Records provided: Begin

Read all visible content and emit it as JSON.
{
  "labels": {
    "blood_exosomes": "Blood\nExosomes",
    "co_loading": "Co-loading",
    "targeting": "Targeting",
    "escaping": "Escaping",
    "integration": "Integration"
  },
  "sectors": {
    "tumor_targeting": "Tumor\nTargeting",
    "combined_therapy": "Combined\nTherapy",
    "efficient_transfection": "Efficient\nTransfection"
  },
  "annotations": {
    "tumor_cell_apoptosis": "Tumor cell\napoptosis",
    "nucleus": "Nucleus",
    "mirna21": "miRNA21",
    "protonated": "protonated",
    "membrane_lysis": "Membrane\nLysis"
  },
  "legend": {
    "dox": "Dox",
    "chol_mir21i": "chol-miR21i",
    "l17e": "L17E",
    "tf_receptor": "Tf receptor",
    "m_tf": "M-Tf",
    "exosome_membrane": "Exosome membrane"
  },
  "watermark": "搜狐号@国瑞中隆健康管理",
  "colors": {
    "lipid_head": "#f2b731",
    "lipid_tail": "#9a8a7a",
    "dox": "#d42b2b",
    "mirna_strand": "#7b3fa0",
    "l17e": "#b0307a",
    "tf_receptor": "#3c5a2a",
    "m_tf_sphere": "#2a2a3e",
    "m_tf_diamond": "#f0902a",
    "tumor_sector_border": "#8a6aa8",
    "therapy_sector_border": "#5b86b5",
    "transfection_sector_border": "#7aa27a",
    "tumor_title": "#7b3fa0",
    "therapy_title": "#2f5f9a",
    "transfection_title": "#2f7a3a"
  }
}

Records provided: End

:: Work required ::
This calls for all of the entries above, repeated exactly.

:: Solved exercise ::
Read all visible content and emit it as JSON.
{
  "labels": {
    "blood_exosomes": "Blood\nExosomes",
    "co_loading": "Co-loading",
    "targeting": "Targeting",
    "escaping": "Escaping",
    "integration": "Integration"
  },
  "sectors": {
    "tumor_targeting": "Tumor\nTargeting",
    "combined_therapy": "Combined\nTherapy",
    "efficient_transfection": "Efficient\nTransfection"
  },
  "annotations": {
    "tumor_cell_apoptosis": "Tumor cell\napoptosis",
    "nucleus": "Nucleus",
    "mirna21": "miRNA21",
    "protonated": "protonated",
    "membrane_lysis": "Membrane\nLysis"
  },
  "legend": {
    "dox": "Dox",
    "chol_mir21i": "chol-miR21i",
    "l17e": "L17E",
    "tf_receptor": "Tf receptor",
    "m_tf": "M-Tf",
    "exosome_membrane": "Exosome membrane"
  },
  "watermark": "搜狐号@国瑞中隆健康管理",
  "colors": {
    "lipid_head": "#f2b731",
    "lipid_tail": "#9a8a7a",
    "dox": "#d42b2b",
    "mirna_strand": "#7b3fa0",
    "l17e": "#b0307a",
    "tf_receptor": "#3c5a2a",
    "m_tf_sphere": "#2a2a3e",
    "m_tf_diamond": "#f0902a",
    "tumor_sector_border": "#8a6aa8",
    "therapy_sector_border": "#5b86b5",
    "transfection_sector_border": "#7aa27a",
    "tumor_title": "#7b3fa0",
    "therapy_title": "#2f5f9a",
    "transfection_title": "#2f7a3a"
  }
}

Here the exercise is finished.